### What you need to do:
Would you copy out the whole listing exactly as given?

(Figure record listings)
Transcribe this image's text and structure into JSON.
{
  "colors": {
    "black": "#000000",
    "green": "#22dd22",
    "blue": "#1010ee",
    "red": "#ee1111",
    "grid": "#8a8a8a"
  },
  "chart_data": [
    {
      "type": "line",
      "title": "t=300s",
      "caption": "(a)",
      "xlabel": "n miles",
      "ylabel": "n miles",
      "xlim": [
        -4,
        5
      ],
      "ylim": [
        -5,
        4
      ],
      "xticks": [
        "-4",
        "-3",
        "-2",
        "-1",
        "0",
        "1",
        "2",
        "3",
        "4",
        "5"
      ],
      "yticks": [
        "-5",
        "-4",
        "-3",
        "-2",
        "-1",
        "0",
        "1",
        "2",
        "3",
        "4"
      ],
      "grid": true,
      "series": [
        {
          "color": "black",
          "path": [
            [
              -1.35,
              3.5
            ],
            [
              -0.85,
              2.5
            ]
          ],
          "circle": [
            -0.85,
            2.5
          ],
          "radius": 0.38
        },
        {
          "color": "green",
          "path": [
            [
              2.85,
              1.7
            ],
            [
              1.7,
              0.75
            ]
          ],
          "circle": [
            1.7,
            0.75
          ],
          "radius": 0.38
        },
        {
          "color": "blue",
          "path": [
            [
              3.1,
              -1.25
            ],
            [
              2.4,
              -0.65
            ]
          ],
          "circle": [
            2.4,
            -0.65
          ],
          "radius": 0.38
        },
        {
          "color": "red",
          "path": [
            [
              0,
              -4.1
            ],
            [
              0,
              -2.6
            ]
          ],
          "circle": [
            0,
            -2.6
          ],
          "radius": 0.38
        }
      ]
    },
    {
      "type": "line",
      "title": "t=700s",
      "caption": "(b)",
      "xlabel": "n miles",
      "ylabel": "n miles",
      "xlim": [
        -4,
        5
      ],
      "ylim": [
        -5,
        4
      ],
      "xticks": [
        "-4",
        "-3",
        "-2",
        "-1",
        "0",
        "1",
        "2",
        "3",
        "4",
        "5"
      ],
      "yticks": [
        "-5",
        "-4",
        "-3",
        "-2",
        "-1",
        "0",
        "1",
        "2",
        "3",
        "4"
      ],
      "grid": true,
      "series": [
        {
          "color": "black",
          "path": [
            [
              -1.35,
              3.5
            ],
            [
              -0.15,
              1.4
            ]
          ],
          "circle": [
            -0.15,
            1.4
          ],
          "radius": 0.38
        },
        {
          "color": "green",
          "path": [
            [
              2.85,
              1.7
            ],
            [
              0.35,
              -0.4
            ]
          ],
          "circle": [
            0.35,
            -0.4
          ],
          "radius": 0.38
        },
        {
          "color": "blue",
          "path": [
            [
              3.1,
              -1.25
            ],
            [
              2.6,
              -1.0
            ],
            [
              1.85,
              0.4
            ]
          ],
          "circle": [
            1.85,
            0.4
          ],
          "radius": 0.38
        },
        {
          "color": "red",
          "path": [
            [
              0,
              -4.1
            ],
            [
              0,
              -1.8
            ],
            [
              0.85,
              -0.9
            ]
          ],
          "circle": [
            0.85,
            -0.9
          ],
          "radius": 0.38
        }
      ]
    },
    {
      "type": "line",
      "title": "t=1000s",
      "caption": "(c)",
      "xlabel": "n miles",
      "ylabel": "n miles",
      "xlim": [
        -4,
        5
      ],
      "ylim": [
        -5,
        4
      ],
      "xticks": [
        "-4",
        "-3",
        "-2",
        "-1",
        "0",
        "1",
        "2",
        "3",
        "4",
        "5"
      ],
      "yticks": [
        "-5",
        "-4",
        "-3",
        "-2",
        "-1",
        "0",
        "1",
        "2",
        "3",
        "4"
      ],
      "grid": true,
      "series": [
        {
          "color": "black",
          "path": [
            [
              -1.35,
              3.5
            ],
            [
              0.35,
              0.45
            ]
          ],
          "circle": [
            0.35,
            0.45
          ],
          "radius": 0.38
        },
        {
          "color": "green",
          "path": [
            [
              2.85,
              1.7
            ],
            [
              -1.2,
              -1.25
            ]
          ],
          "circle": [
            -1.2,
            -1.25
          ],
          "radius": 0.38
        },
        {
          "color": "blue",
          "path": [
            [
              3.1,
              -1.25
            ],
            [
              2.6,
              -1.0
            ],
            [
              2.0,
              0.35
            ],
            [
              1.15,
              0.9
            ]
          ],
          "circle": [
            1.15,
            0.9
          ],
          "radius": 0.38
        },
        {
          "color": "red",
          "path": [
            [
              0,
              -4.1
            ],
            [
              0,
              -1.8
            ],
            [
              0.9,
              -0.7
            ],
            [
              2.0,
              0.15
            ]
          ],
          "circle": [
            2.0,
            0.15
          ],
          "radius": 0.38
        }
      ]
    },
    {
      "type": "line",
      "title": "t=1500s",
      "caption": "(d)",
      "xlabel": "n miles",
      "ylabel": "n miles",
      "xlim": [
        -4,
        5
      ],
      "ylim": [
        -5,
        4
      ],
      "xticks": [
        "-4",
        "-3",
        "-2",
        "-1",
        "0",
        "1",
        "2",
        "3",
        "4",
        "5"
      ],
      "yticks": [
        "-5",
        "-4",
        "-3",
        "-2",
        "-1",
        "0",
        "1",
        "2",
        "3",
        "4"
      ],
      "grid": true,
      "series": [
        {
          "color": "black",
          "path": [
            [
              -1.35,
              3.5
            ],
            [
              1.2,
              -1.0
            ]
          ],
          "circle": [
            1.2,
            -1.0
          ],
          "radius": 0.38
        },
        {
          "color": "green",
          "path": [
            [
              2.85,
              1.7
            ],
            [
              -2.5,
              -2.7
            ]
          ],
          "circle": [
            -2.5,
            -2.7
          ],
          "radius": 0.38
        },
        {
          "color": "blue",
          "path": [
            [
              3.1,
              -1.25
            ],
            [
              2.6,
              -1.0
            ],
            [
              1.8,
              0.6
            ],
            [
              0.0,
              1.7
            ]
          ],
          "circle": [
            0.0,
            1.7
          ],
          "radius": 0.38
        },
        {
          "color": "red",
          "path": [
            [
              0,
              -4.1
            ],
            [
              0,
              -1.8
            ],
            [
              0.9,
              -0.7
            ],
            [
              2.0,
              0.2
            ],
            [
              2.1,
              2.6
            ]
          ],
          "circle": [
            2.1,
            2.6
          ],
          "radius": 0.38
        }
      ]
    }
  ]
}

### Problem solution:
Transcribe this image's text and structure into JSON.
{
  "colors": {
    "black": "#000000",
    "green": "#22dd22",
    "blue": "#1010ee",
    "red": "#ee1111",
    "grid": "#8a8a8a"
  },
  "chart_data": [
    {
      "type": "line",
      "title": "t=300s",
      "caption": "(a)",
      "xlabel": "n miles",
      "ylabel": "n miles",
      "xlim": [
        -4,
        5
      ],
      "ylim": [
        -5,
        4
      ],
      "xticks": [
        "-4",
        "-3",
        "-2",
        "-1",
        "0",
        "1",
        "2",
        "3",
        "4",
        "5"
      ],
      "yticks": [
        "-5",
        "-4",
        "-3",
        "-2",
        "-1",
        "0",
        "1",
        "2",
        "3",
        "4"
      ],
      "grid": true,
      "series": [
        {
          "color": "black",
          "path": [
            [
              -1.35,
              3.5
            ],
            [
              -0.85,
              2.5
            ]
          ],
          "circle": [
            -0.85,
            2.5
          ],
          "radius": 0.38
        },
        {
          "color": "green",
          "path": [
            [
              2.85,
              1.7
            ],
            [
              1.7,
              0.75
            ]
          ],
          "circle": [
            1.7,
            0.75
          ],
          "radius": 0.38
        },
        {
          "color": "blue",
          "path": [
            [
              3.1,
              -1.25
            ],
            [
              2.4,
              -0.65
            ]
          ],
          "circle": [
            2.4,
            -0.65
          ],
          "radius": 0.38
        },
        {
          "color": "red",
          "path": [
            [
              0,
              -4.1
            ],
            [
              0,
              -2.6
            ]
          ],
          "circle": [
            0,
            -2.6
          ],
          "radius": 0.38
        }
      ]
    },
    {
      "type": "line",
      "title": "t=700s",
      "caption": "(b)",
      "xlabel": "n miles",
      "ylabel": "n miles",
      "xlim": [
        -4,
        5
      ],
      "ylim": [
        -5,
        4
      ],
      "xticks": [
        "-4",
        "-3",
        "-2",
        "-1",
        "0",
        "1",
        "2",
        "3",
        "4",
        "5"
      ],
      "yticks": [
        "-5",
        "-4",
        "-3",
        "-2",
        "-1",
        "0",
        "1",
        "2",
        "3",
        "4"
      ],
      "grid": true,
      "series": [
        {
          "color": "black",
          "path": [
            [
              -1.35,
              3.5
            ],
            [
              -0.15,
              1.4
            ]
          ],
          "circle": [
            -0.15,
            1.4
          ],
          "radius": 0.38
        },
        {
          "color": "green",
          "path": [
            [
              2.85,
              1.7
            ],
            [
              0.35,
              -0.4
            ]
          ],
          "circle": [
            0.35,
            -0.4
          ],
          "radius": 0.38
        },
        {
          "color": "blue",
          "path": [
            [
              3.1,
              -1.25
            ],
            [
              2.6,
              -1.0
            ],
            [
              1.85,
              0.4
            ]
          ],
          "circle": [
            1.85,
            0.4
          ],
          "radius": 0.38
        },
        {
          "color": "red",
          "path": [
            [
              0,
              -4.1
            ],
            [
              0,
              -1.8
            ],
            [
              0.85,
              -0.9
            ]
          ],
          "circle": [
            0.85,
            -0.9
          ],
          "radius": 0.38
        }
      ]
    },
    {
      "type": "line",
      "title": "t=1000s",
      "caption": "(c)",
      "xlabel": "n miles",
      "ylabel": "n miles",
      "xlim": [
        -4,
        5
      ],
      "ylim": [
        -5,
        4
      ],
      "xticks": [
        "-4",
        "-3",
        "-2",
        "-1",
        "0",
        "1",
        "2",
        "3",
        "4",
        "5"
      ],
      "yticks": [
        "-5",
        "-4",
        "-3",
        "-2",
        "-1",
        "0",
        "1",
        "2",
        "3",
        "4"
      ],
      "grid": true,
      "series": [
        {
          "color": "black",
          "path": [
            [
              -1.35,
              3.5
            ],
            [
              0.35,
              0.45
            ]
          ],
          "circle": [
            0.35,
            0.45
          ],
          "radius": 0.38
        },
        {
          "color": "green",
          "path": [
            [
              2.85,
              1.7
            ],
            [
              -1.2,
              -1.25
            ]
          ],
          "circle": [
            -1.2,
            -1.25
          ],
          "radius": 0.38
        },
        {
          "color": "blue",
          "path": [
            [
              3.1,
              -1.25
            ],
            [
              2.6,
              -1.0
            ],
            [
              2.0,
              0.35
            ],
            [
              1.15,
              0.9
            ]
          ],
          "circle": [
            1.15,
            0.9
          ],
          "radius": 0.38
        },
        {
          "color": "red",
          "path": [
            [
              0,
              -4.1
            ],
            [
              0,
              -1.8
            ],
            [
              0.9,
              -0.7
            ],
            [
              2.0,
              0.15
            ]
          ],
          "circle": [
            2.0,
            0.15
          ],
          "radius": 0.38
        }
      ]
    },
    {
      "type": "line",
      "title": "t=1500s",
      "caption": "(d)",
      "xlabel": "n miles",
      "ylabel": "n miles",
      "xlim": [
        -4,
        5
      ],
      "ylim": [
        -5,
        4
      ],
      "xticks": [
        "-4",
        "-3",
        "-2",
        "-1",
        "0",
        "1",
        "2",
        "3",
        "4",
        "5"
      ],
      "yticks": [
        "-5",
        "-4",
        "-3",
        "-2",
        "-1",
        "0",
        "1",
        "2",
        "3",
        "4"
      ],
      "grid": true,
      "series": [
        {
          "color": "black",
          "path": [
            [
              -1.35,
              3.5
            ],
            [
              1.2,
              -1.0
            ]
          ],
          "circle": [
            1.2,
            -1.0
          ],
          "radius": 0.38
        },
        {
          "color": "green",
          "path": [
            [
              2.85,
              1.7
            ],
            [
              -2.5,
              -2.7
            ]
          ],
          "circle": [
            -2.5,
            -2.7
          ],
          "radius": 0.38
        },
        {
          "color": "blue",
          "path": [
            [
              3.1,
              -1.25
            ],
            [
              2.6,
              -1.0
            ],
            [
              1.8,
              0.6
            ],
            [
              0.0,
              1.7
            ]
          ],
          "circle": [
            0.0,
            1.7
          ],
          "radius": 0.38
        },
        {
          "color": "red",
          "path": [
            [
              0,
              -4.1
            ],
            [
              0,
              -1.8
            ],
            [
              0.9,
              -0.7
            ],
            [
              2.0,
              0.2
            ],
            [
              2.1,
              2.6
            ]
          ],
          "circle": [
            2.1,
            2.6
          ],
          "radius": 0.38
        }
      ]
    }
  ]
}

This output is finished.